Getting a serious traffic offense in California will result in needing SR-22 insurance to get back on the road. This type of insurance is significantly more expensive than regular insurance. Still, if you shop for the right insurer and follow certain tips, you can find cheap SR-22 insurance in California. Below, we discuss steps you can take to get lower rates.

What Is SR-22 Insurance?

It’s important to realize that SR-22 insurance isn’t actually a type of insurance. Rather, an SR-22 is a form filled out by your insurance company that guarantees you are carrying continuous insurance at the minimum coverage levels. An SR-22 is required after serious traffic offenses for drivers in California — it is another term for high-risk insurance or DUI insurance.

For insurers, filling out an SR-22 form is a way to help you prove to the state that you are abiding by the law and carrying adequate insurance. This provides a guarantee that you and your insurance company are financially responsible for accidents and damage on the road. It also automatically notifies the state if you change vehicles, lapse or cancel your insurance, or stop paying your premiums.

________________________

**EXERCISE PROMPT**
Reproduce the passage on SR-22 insurance in California word for word.

**Source data**
________________________

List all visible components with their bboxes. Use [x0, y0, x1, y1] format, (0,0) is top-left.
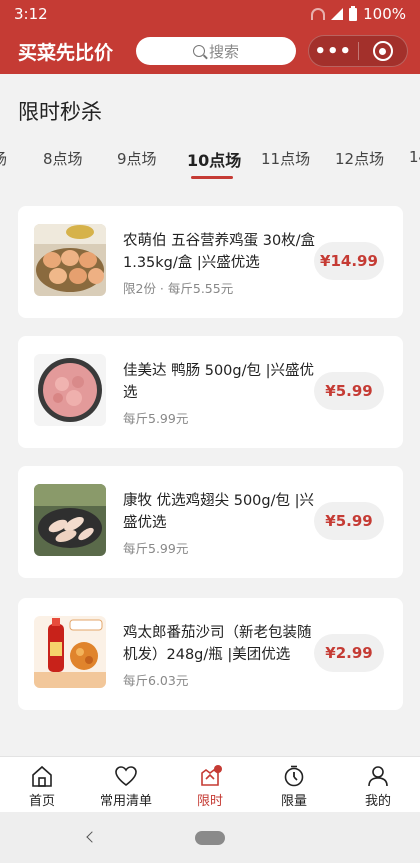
product-card[interactable]: 农萌伯 五谷营养鸡蛋 30枚/盒 1.35kg/盒 |兴盛优选 限2份 · 每斤…	[18, 206, 403, 318]
product-card[interactable]: 康牧 优选鸡翅尖 500g/包 |兴盛优选 每斤5.99元 ¥5.99	[18, 466, 403, 578]
product-image-chicken-wing-tips	[34, 484, 106, 556]
signal-icon	[331, 8, 344, 20]
tabbar-label: 常用清单	[99, 794, 152, 809]
product-image-duck-intestine	[34, 354, 106, 426]
mini-program-capsule: •••	[308, 35, 408, 67]
page-title: 限时秒杀	[18, 100, 102, 124]
battery-icon	[349, 5, 358, 21]
search-input[interactable]: 搜索	[136, 37, 296, 65]
product-card[interactable]: 鸡太郎番茄沙司（新老包装随机发）248g/瓶 |美团优选 每斤6.03元 ¥2.…	[18, 598, 403, 710]
wifi-icon	[311, 8, 326, 20]
product-meta: 每斤5.99元	[123, 541, 189, 556]
status-bar: 3:12 100%	[0, 0, 420, 28]
battery-level: 100%	[363, 5, 406, 23]
tabbar-label: 我的	[364, 794, 391, 809]
active-tab-indicator	[191, 176, 233, 179]
timer-icon	[284, 765, 304, 787]
price-button[interactable]: ¥14.99	[314, 242, 384, 280]
tab-9[interactable]: 9点场	[117, 148, 157, 169]
status-time: 3:12	[14, 5, 48, 23]
tab-14[interactable]: 14	[409, 148, 420, 166]
search-icon	[192, 45, 205, 57]
back-icon[interactable]	[86, 831, 98, 843]
person-icon	[368, 766, 388, 787]
tabbar-flash-sale[interactable]: 限时	[168, 757, 252, 812]
tabbar-limited[interactable]: 限量	[252, 757, 336, 812]
product-name: 农萌伯 五谷营养鸡蛋 30枚/盒 1.35kg/盒 |兴盛优选	[123, 233, 316, 271]
tabbar-favorites[interactable]: 常用清单	[84, 757, 168, 812]
price-button[interactable]: ¥5.99	[314, 372, 384, 410]
tab-prev-session[interactable]: 场	[0, 148, 7, 169]
product-meta: 每斤6.03元	[123, 673, 189, 688]
tabbar-home[interactable]: 首页	[0, 757, 84, 812]
product-name: 佳美达 鸭肠 500g/包 |兴盛优选	[123, 363, 314, 401]
more-icon[interactable]: •••	[309, 41, 358, 62]
flash-sale-page: 限时秒杀 场 8点场 9点场 10点场 11点场 12点场 14 农萌伯	[0, 74, 420, 756]
product-image-eggs	[34, 224, 106, 296]
home-icon	[32, 765, 52, 787]
search-placeholder: 搜索	[208, 42, 239, 61]
price-button[interactable]: ¥5.99	[314, 502, 384, 540]
product-name: 康牧 优选鸡翅尖 500g/包 |兴盛优选	[123, 493, 314, 531]
flash-sale-icon	[201, 765, 222, 786]
tab-8[interactable]: 8点场	[43, 148, 83, 169]
tabbar-label: 限量	[280, 794, 307, 809]
tab-12[interactable]: 12点场	[335, 148, 384, 169]
product-name: 鸡太郎番茄沙司（新老包装随机发）248g/瓶 |美团优选	[123, 625, 312, 663]
tabbar-mine[interactable]: 我的	[336, 757, 420, 812]
bottom-tab-bar: 首页 常用清单 限时 限量 我的	[0, 756, 420, 812]
home-pill[interactable]	[195, 831, 225, 845]
product-image-ketchup	[34, 616, 106, 688]
system-nav-bar	[0, 812, 420, 863]
tabbar-label: 首页	[28, 794, 55, 809]
close-button[interactable]	[359, 41, 408, 61]
app-header: 买菜先比价 搜索 •••	[0, 28, 420, 74]
tabbar-label: 限时	[196, 794, 223, 809]
product-card[interactable]: 佳美达 鸭肠 500g/包 |兴盛优选 每斤5.99元 ¥5.99	[18, 336, 403, 448]
product-meta: 限2份 · 每斤5.55元	[123, 281, 234, 296]
target-icon	[372, 41, 393, 61]
heart-icon	[115, 766, 137, 787]
tab-11[interactable]: 11点场	[261, 148, 310, 169]
product-meta: 每斤5.99元	[123, 411, 189, 426]
price-button[interactable]: ¥2.99	[314, 634, 384, 672]
tab-10[interactable]: 10点场	[187, 147, 241, 171]
app-title: 买菜先比价	[18, 41, 114, 64]
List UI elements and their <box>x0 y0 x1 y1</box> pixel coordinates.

________________________

**EXERCISE ANSWER**
Getting a serious traffic offense in California will result in needing SR-22 insurance to get back on the road. This type of insurance is significantly more expensive than regular insurance. Still, if you shop for the right insurer and follow certain tips, you can find cheap SR-22 insurance in California. Below, we discuss steps you can take to get lower rates.

What Is SR-22 Insurance?

It’s important to realize that SR-22 insurance isn’t actually a type of insurance. Rather, an SR-22 is a form filled out by your insurance company that guarantees you are carrying continuous insurance at the minimum coverage levels. An SR-22 is required after serious traffic offenses for drivers in California — it is another term for high-risk insurance or DUI insurance.

For insurers, filling out an SR-22 form is a way to help you prove to the state that you are abiding by the law and carrying adequate insurance. This provides a guarantee that you and your insurance company are financially responsible for accidents and damage on the road. It also automatically notifies the state if you change vehicles, lapse or cancel your insurance, or stop paying your premiums.